> **Brief**
Search the records for "Publishing" and copy each line that holds it.

Dataset excerpt:
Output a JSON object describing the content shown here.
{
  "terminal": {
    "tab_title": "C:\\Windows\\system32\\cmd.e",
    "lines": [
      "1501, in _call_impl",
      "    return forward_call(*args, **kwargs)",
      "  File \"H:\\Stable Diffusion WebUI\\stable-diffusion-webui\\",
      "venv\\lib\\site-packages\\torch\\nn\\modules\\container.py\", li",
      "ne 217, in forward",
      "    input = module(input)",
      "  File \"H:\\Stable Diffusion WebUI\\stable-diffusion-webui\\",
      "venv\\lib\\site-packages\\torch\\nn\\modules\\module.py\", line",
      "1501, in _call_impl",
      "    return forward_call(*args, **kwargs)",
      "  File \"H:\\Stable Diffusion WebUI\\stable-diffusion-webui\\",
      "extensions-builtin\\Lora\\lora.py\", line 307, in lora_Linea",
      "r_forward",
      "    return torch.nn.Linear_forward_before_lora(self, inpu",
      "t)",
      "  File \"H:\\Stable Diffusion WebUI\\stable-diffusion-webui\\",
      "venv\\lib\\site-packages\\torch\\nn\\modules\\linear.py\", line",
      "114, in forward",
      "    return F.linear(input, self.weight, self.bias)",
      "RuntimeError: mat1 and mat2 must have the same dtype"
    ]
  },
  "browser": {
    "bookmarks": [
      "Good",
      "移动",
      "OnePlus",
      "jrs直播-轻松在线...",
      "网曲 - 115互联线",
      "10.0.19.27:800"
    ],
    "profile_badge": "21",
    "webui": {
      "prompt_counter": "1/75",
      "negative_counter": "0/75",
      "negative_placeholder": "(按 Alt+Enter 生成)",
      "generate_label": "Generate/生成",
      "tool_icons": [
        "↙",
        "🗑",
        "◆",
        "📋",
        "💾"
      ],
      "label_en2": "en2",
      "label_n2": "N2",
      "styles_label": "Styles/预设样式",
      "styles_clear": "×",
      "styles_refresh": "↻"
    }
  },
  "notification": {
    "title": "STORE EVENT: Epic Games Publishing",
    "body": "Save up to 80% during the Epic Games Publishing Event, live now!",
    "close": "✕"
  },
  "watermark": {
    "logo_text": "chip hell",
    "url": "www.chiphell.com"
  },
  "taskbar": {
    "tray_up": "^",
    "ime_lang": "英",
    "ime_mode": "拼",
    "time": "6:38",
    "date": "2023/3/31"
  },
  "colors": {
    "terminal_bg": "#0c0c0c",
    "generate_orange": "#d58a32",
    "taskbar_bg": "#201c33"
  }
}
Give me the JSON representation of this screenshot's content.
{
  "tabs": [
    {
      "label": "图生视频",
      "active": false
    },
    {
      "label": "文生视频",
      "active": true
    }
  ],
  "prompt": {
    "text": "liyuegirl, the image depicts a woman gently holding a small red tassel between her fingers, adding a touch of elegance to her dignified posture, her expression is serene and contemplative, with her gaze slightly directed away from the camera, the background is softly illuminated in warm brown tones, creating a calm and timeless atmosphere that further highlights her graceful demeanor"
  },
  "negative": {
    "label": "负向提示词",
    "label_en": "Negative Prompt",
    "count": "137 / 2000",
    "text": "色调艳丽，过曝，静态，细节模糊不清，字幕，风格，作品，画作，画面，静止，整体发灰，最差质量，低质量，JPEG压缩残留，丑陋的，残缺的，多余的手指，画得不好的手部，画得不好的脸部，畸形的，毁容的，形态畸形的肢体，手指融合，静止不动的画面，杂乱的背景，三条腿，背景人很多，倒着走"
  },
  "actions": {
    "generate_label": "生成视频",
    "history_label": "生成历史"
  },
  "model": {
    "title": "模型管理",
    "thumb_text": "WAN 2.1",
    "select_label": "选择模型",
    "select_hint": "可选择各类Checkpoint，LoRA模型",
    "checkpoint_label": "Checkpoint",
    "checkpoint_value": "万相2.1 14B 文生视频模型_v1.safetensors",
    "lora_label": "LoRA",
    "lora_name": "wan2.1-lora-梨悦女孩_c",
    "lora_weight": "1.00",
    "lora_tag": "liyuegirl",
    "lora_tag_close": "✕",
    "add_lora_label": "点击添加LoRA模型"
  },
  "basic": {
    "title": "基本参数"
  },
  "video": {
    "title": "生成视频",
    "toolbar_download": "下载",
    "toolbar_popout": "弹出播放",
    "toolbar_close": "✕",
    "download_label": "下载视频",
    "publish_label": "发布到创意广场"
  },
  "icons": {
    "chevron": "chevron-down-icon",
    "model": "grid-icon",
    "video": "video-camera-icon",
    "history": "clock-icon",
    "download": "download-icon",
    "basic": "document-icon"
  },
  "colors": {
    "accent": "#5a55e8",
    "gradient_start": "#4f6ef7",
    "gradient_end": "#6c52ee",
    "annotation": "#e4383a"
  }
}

> **Reply to the task**
    "title": "STORE EVENT: Epic Games Publishing",
    "body": "Save up to 80% during the Epic Games Publishing Event, live now!",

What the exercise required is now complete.